* DIRECTIONS FOR THIS TASK *
Among the entries that follow, find every line with the word "shows" and copy it.

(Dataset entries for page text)
━━━━━━
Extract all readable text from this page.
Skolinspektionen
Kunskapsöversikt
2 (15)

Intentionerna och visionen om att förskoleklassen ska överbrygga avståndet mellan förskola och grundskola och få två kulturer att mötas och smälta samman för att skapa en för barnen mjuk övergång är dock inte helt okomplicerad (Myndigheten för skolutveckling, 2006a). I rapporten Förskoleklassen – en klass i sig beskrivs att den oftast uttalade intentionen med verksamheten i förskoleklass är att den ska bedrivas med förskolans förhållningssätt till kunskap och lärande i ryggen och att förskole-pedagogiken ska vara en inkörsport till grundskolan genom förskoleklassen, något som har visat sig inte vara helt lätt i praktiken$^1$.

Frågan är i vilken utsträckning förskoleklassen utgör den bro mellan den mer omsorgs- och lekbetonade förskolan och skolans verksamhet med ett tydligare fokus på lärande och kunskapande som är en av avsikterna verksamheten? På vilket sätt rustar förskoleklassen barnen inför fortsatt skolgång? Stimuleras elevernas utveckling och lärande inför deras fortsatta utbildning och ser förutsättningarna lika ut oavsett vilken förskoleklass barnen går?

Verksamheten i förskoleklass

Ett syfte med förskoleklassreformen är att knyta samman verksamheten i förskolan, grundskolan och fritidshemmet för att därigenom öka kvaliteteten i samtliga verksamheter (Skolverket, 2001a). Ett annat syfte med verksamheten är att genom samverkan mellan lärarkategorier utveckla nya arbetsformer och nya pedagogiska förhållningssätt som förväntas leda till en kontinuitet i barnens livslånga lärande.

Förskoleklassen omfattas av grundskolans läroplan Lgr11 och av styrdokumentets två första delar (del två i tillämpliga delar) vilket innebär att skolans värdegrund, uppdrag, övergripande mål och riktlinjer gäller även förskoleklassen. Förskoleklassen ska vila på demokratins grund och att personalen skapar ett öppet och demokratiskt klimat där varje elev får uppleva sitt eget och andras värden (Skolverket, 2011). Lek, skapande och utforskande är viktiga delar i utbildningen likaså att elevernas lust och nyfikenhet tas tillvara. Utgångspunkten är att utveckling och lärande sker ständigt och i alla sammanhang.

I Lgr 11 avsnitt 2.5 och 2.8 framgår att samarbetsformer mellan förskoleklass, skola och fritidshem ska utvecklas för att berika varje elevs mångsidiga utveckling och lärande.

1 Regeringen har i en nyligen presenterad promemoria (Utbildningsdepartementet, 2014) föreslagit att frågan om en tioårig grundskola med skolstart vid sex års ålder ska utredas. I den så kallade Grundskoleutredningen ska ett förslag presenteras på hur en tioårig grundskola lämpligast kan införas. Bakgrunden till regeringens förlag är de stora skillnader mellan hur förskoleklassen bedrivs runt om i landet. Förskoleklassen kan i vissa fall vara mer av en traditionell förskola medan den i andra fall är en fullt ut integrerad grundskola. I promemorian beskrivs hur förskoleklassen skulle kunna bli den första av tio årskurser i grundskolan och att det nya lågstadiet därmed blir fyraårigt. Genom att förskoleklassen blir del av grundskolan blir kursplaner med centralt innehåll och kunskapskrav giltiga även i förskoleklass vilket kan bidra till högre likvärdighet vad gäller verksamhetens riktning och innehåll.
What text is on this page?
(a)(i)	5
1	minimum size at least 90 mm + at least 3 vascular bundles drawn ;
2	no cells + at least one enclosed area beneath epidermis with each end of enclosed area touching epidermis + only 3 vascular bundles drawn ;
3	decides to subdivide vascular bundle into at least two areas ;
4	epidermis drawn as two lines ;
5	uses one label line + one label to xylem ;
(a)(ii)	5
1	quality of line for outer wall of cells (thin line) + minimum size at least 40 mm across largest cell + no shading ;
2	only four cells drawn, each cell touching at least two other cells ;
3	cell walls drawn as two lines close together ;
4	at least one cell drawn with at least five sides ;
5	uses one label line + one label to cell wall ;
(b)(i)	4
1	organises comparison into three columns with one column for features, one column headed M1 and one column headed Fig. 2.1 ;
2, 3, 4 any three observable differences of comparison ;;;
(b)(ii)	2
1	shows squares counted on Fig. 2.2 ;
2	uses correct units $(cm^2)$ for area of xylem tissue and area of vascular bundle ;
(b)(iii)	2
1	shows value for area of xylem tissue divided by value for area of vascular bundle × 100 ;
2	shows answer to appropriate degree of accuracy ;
━━━━━━
* YOUR SOLUTION *
1	shows squares counted on Fig. 2.2 ;
1	shows value for area of xylem tissue divided by value for area of vascular bundle × 100 ;
2	shows answer to appropriate degree of accuracy ;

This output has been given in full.